— OBJECTIVE —
Copy every record exactly, and keep the pictures out.

— EXTRACTED MATERIAL —
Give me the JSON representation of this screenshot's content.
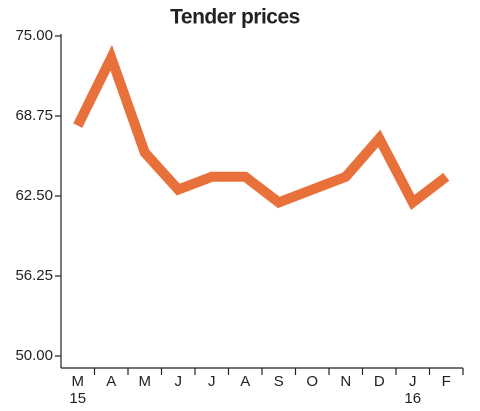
{
  "chart_data": {
    "type": "line",
    "title": "Tender prices",
    "categories": [
      "M",
      "A",
      "M",
      "J",
      "J",
      "A",
      "S",
      "O",
      "N",
      "D",
      "J",
      "F"
    ],
    "x_sublabels": [
      "15",
      null,
      null,
      null,
      null,
      null,
      null,
      null,
      null,
      null,
      "16",
      null
    ],
    "values": [
      68,
      73.3,
      65.9,
      63,
      64,
      64,
      62,
      63,
      64,
      67,
      62,
      64
    ],
    "color": "#e8703a",
    "ylim": [
      50,
      75
    ],
    "yticks": [
      {
        "value": 50,
        "label": "50.00"
      },
      {
        "value": 56.25,
        "label": "56.25"
      },
      {
        "value": 62.5,
        "label": "62.50"
      },
      {
        "value": 68.75,
        "label": "68.75"
      },
      {
        "value": 75,
        "label": "75.00"
      }
    ]
  }
}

— PROBLEM SOLUTION —
Give me the JSON representation of this screenshot's content.
{
  "chart_data": {
    "type": "line",
    "title": "Tender prices",
    "categories": [
      "M",
      "A",
      "M",
      "J",
      "J",
      "A",
      "S",
      "O",
      "N",
      "D",
      "J",
      "F"
    ],
    "x_sublabels": [
      "15",
      null,
      null,
      null,
      null,
      null,
      null,
      null,
      null,
      null,
      "16",
      null
    ],
    "values": [
      68,
      73.3,
      65.9,
      63,
      64,
      64,
      62,
      63,
      64,
      67,
      62,
      64
    ],
    "color": "#e8703a",
    "ylim": [
      50,
      75
    ],
    "yticks": [
      {
        "value": 50,
        "label": "50.00"
      },
      {
        "value": 56.25,
        "label": "56.25"
      },
      {
        "value": 62.5,
        "label": "62.50"
      },
      {
        "value": 68.75,
        "label": "68.75"
      },
      {
        "value": 75,
        "label": "75.00"
      }
    ]
  }
}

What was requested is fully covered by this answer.